▸ **Exercise goal**: Reproduce the records below in full and exactly, without their images.

═══ Data shown

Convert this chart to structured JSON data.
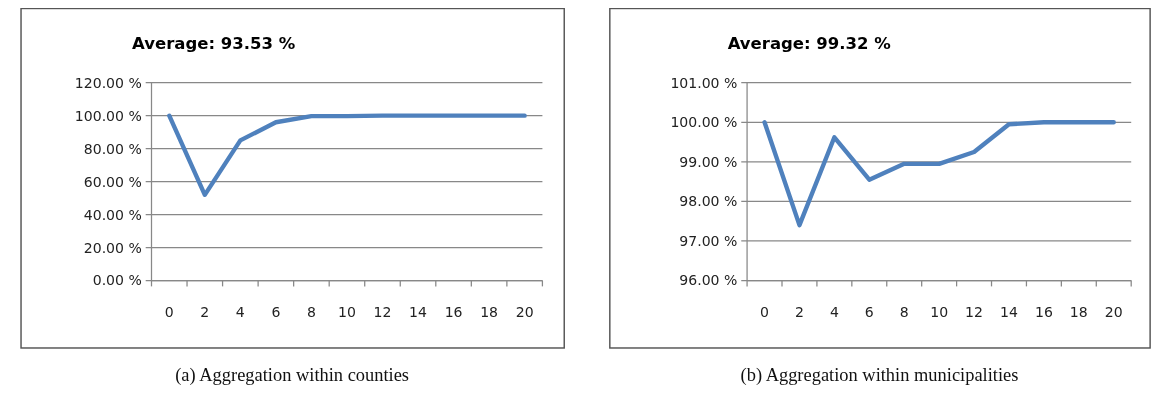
{
  "chart_data": [
    {
      "type": "line",
      "title": "Average: 93.53 %",
      "annotations": [
        "(a) Aggregation within counties"
      ],
      "categories": [
        "0",
        "2",
        "4",
        "6",
        "8",
        "10",
        "12",
        "14",
        "16",
        "18",
        "20"
      ],
      "series": [
        {
          "color": "#4f81bd",
          "values": [
            100,
            52,
            85,
            96,
            99.7,
            99.7,
            100,
            100,
            100,
            100,
            100
          ]
        }
      ],
      "ylim": [
        0,
        120
      ],
      "yticks": [
        {
          "value": 0,
          "label": "0.00 %"
        },
        {
          "value": 20,
          "label": "20.00 %"
        },
        {
          "value": 40,
          "label": "40.00 %"
        },
        {
          "value": 60,
          "label": "60.00 %"
        },
        {
          "value": 80,
          "label": "80.00 %"
        },
        {
          "value": 100,
          "label": "100.00 %"
        },
        {
          "value": 120,
          "label": "120.00 %"
        }
      ],
      "grid": "y"
    },
    {
      "type": "line",
      "title": "Average: 99.32 %",
      "annotations": [
        "(b) Aggregation within municipalities"
      ],
      "categories": [
        "0",
        "2",
        "4",
        "6",
        "8",
        "10",
        "12",
        "14",
        "16",
        "18",
        "20"
      ],
      "series": [
        {
          "color": "#4f81bd",
          "values": [
            100,
            97.4,
            99.62,
            98.55,
            98.95,
            98.95,
            99.25,
            99.95,
            100,
            100,
            100
          ]
        }
      ],
      "ylim": [
        96,
        101
      ],
      "yticks": [
        {
          "value": 96,
          "label": "96.00 %"
        },
        {
          "value": 97,
          "label": "97.00 %"
        },
        {
          "value": 98,
          "label": "98.00 %"
        },
        {
          "value": 99,
          "label": "99.00 %"
        },
        {
          "value": 100,
          "label": "100.00 %"
        },
        {
          "value": 101,
          "label": "101.00 %"
        }
      ],
      "grid": "y"
    }
  ]
}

══════

▸ **Task response**:
Convert this chart to structured JSON data.
{
  "chart_data": [
    {
      "type": "line",
      "title": "Average: 93.53 %",
      "annotations": [
        "(a) Aggregation within counties"
      ],
      "categories": [
        "0",
        "2",
        "4",
        "6",
        "8",
        "10",
        "12",
        "14",
        "16",
        "18",
        "20"
      ],
      "series": [
        {
          "color": "#4f81bd",
          "values": [
            100,
            52,
            85,
            96,
            99.7,
            99.7,
            100,
            100,
            100,
            100,
            100
          ]
        }
      ],
      "ylim": [
        0,
        120
      ],
      "yticks": [
        {
          "value": 0,
          "label": "0.00 %"
        },
        {
          "value": 20,
          "label": "20.00 %"
        },
        {
          "value": 40,
          "label": "40.00 %"
        },
        {
          "value": 60,
          "label": "60.00 %"
        },
        {
          "value": 80,
          "label": "80.00 %"
        },
        {
          "value": 100,
          "label": "100.00 %"
        },
        {
          "value": 120,
          "label": "120.00 %"
        }
      ],
      "grid": "y"
    },
    {
      "type": "line",
      "title": "Average: 99.32 %",
      "annotations": [
        "(b) Aggregation within municipalities"
      ],
      "categories": [
        "0",
        "2",
        "4",
        "6",
        "8",
        "10",
        "12",
        "14",
        "16",
        "18",
        "20"
      ],
      "series": [
        {
          "color": "#4f81bd",
          "values": [
            100,
            97.4,
            99.62,
            98.55,
            98.95,
            98.95,
            99.25,
            99.95,
            100,
            100,
            100
          ]
        }
      ],
      "ylim": [
        96,
        101
      ],
      "yticks": [
        {
          "value": 96,
          "label": "96.00 %"
        },
        {
          "value": 97,
          "label": "97.00 %"
        },
        {
          "value": 98,
          "label": "98.00 %"
        },
        {
          "value": 99,
          "label": "99.00 %"
        },
        {
          "value": 100,
          "label": "100.00 %"
        },
        {
          "value": 101,
          "label": "101.00 %"
        }
      ],
      "grid": "y"
    }
  ]
}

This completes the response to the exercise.